• **TASK BRIEF**
Pictures stay out of the copy; restate everything else in the material exactly.

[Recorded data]
(begin)

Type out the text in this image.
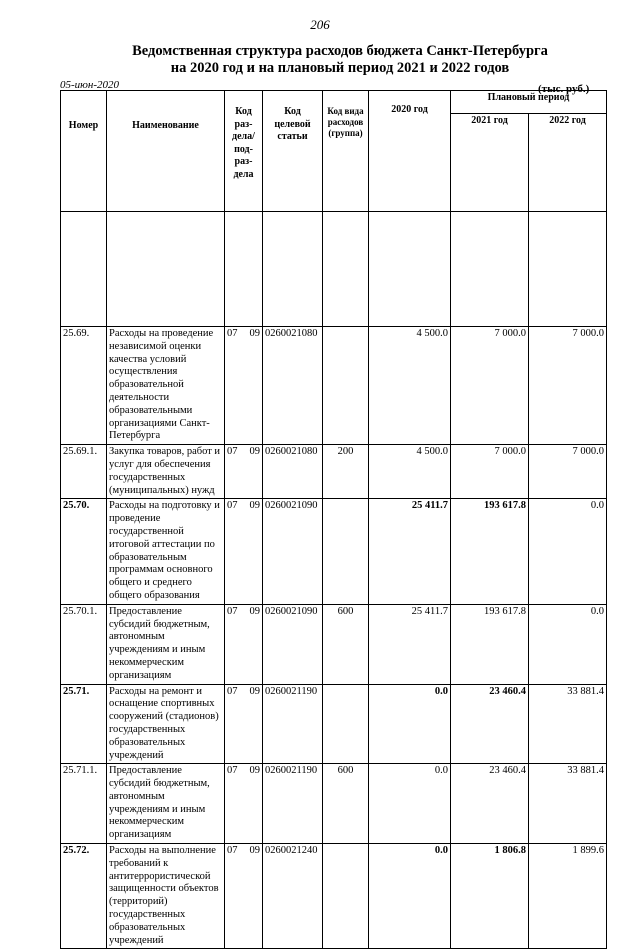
206
Ведомственная структура расходов бюджета Санкт-Петербурга
на 2020 год и на плановый период 2021 и 2022 годов
05-июн-2020	(тыс. руб.)
Номер	Наименование	Код раз-дела/ под-раз-дела	Код целевой статьи	Код вида расходов (группа)	2020 год	Плановый период	
						2021 год	2022 год

25.69.	Расходы на проведение независимой оценки качества условий осуществления образовательной деятельности образовательными организациями Санкт-Петербурга	07 09	0260021080		4 500.0	7 000.0	7 000.0
25.69.1.	Закупка товаров, работ и услуг для обеспечения государственных (муниципальных) нужд	07 09	0260021080	200	4 500.0	7 000.0	7 000.0
25.70.	Расходы на подготовку и проведение государственной итоговой аттестации по образовательным программам основного общего и среднего общего образования	07 09	0260021090		25 411.7	193 617.8	0.0
25.70.1.	Предоставление субсидий бюджетным, автономным учреждениям и иным некоммерческим организациям	07 09	0260021090	600	25 411.7	193 617.8	0.0
25.71.	Расходы на ремонт и оснащение спортивных сооружений (стадионов) государственных образовательных учреждений	07 09	0260021190		0.0	23 460.4	33 881.4
25.71.1.	Предоставление субсидий бюджетным, автономным учреждениям и иным некоммерческим организациям	07 09	0260021190	600	0.0	23 460.4	33 881.4
25.72.	Расходы на выполнение требований к антитеррористической защищенности объектов (территорий) государственных образовательных учреждений	07 09	0260021240		0.0	1 806.8	1 899.6
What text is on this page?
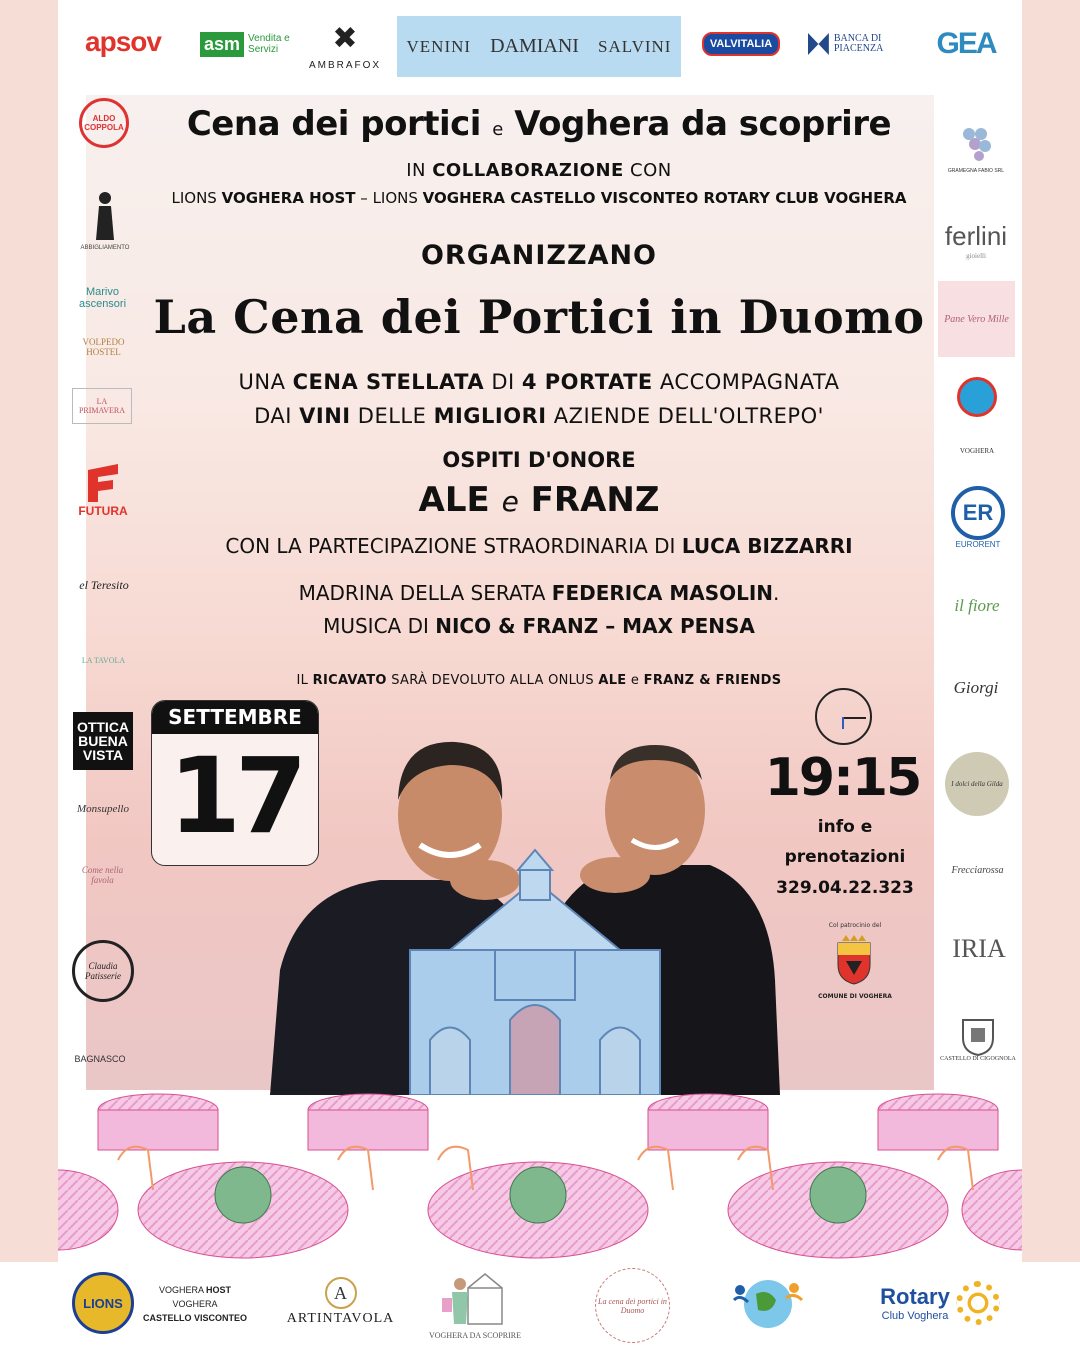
apsov asm Vendita e Servizi	✖
AMBRAFOX
VENINI DAMIANI SALVINI	VALVITALIA	BANCA DI PIACENZA	GEA
ALDO COPPOLA
ABBIGLIAMENTO
Marivo ascensori
VOLPEDO HOSTEL
LA PRIMAVERA
FUTURA
el Teresito
LA TAVOLA
OTTICA BUENA VISTA
Monsupello
Come nella favola
Claudia Patisserie
BAGNASCO
GRAMEGNA FABIO SRL
ferlini
gioielli
Pane Vero Mille
VOGHERA
ER
EURORENT
il fiore
Giorgi
I dolci della Gilda
Frecciarossa
IRIA
CASTELLO DI CIGOGNOLA
Cena dei portici e Voghera da scoprire
IN COLLABORAZIONE CON
LIONS VOGHERA HOST – LIONS VOGHERA CASTELLO VISCONTEO ROTARY CLUB VOGHERA
ORGANIZZANO
La Cena dei Portici in Duomo
UNA CENA STELLATA DI 4 PORTATE ACCOMPAGNATA
DAI VINI DELLE MIGLIORI AZIENDE DELL'OLTREPO'
OSPITI D'ONORE
ALE e FRANZ
CON LA PARTECIPAZIONE STRAORDINARIA DI LUCA BIZZARRI
MADRINA DELLA SERATA FEDERICA MASOLIN.
MUSICA DI NICO & FRANZ – MAX PENSA
IL RICAVATO SARÀ DEVOLUTO ALLA ONLUS ALE e FRANZ & FRIENDS
SETTEMBRE
17	19:15
info e
prenotazioni
329.04.22.323
Col patrocinio del
COMUNE DI VOGHERA
LIONS
VOGHERA HOST
VOGHERA
CASTELLO VISCONTEO
A
ARTINTAVOLA
VOGHERA DA SCOPRIRE
La cena dei portici in Duomo
Rotary
Club Voghera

(end)

• **ANSWER TO THE EXERCISE**
Type out the text in this image.
206
Ведомственная структура расходов бюджета Санкт-Петербурга
на 2020 год и на плановый период 2021 и 2022 годов
05-июн-2020	(тыс. руб.)
Номер	Наименование	Код раз-дела/ под-раз-дела	Код целевой статьи	Код вида расходов (группа)	2020 год	Плановый период	
						2021 год	2022 год

25.69.	Расходы на проведение независимой оценки качества условий осуществления образовательной деятельности образовательными организациями Санкт-Петербурга	07 09	0260021080		4 500.0	7 000.0	7 000.0
25.69.1.	Закупка товаров, работ и услуг для обеспечения государственных (муниципальных) нужд	07 09	0260021080	200	4 500.0	7 000.0	7 000.0
25.70.	Расходы на подготовку и проведение государственной итоговой аттестации по образовательным программам основного общего и среднего общего образования	07 09	0260021090		25 411.7	193 617.8	0.0
25.70.1.	Предоставление субсидий бюджетным, автономным учреждениям и иным некоммерческим организациям	07 09	0260021090	600	25 411.7	193 617.8	0.0
25.71.	Расходы на ремонт и оснащение спортивных сооружений (стадионов) государственных образовательных учреждений	07 09	0260021190		0.0	23 460.4	33 881.4
25.71.1.	Предоставление субсидий бюджетным, автономным учреждениям и иным некоммерческим организациям	07 09	0260021190	600	0.0	23 460.4	33 881.4
25.72.	Расходы на выполнение требований к антитеррористической защищенности объектов (территорий) государственных образовательных учреждений	07 09	0260021240		0.0	1 806.8	1 899.6
What text is on this page?
apsov asm Vendita e Servizi	✖
AMBRAFOX
VENINI DAMIANI SALVINI	VALVITALIA	BANCA DI PIACENZA	GEA
ALDO COPPOLA
ABBIGLIAMENTO
Marivo ascensori
VOLPEDO HOSTEL
LA PRIMAVERA
FUTURA
el Teresito
LA TAVOLA
OTTICA BUENA VISTA
Monsupello
Come nella favola
Claudia Patisserie
BAGNASCO
GRAMEGNA FABIO SRL
ferlini
gioielli
Pane Vero Mille
VOGHERA
ER
EURORENT
il fiore
Giorgi
I dolci della Gilda
Frecciarossa
IRIA
CASTELLO DI CIGOGNOLA
Cena dei portici e Voghera da scoprire
IN COLLABORAZIONE CON
LIONS VOGHERA HOST – LIONS VOGHERA CASTELLO VISCONTEO ROTARY CLUB VOGHERA
ORGANIZZANO
La Cena dei Portici in Duomo
UNA CENA STELLATA DI 4 PORTATE ACCOMPAGNATA
DAI VINI DELLE MIGLIORI AZIENDE DELL'OLTREPO'
OSPITI D'ONORE
ALE e FRANZ
CON LA PARTECIPAZIONE STRAORDINARIA DI LUCA BIZZARRI
MADRINA DELLA SERATA FEDERICA MASOLIN.
MUSICA DI NICO & FRANZ – MAX PENSA
IL RICAVATO SARÀ DEVOLUTO ALLA ONLUS ALE e FRANZ & FRIENDS
SETTEMBRE
17	19:15
info e
prenotazioni
329.04.22.323
Col patrocinio del
COMUNE DI VOGHERA
LIONS
VOGHERA HOST
VOGHERA
CASTELLO VISCONTEO
A
ARTINTAVOLA
VOGHERA DA SCOPRIRE
La cena dei portici in Duomo
Rotary
Club Voghera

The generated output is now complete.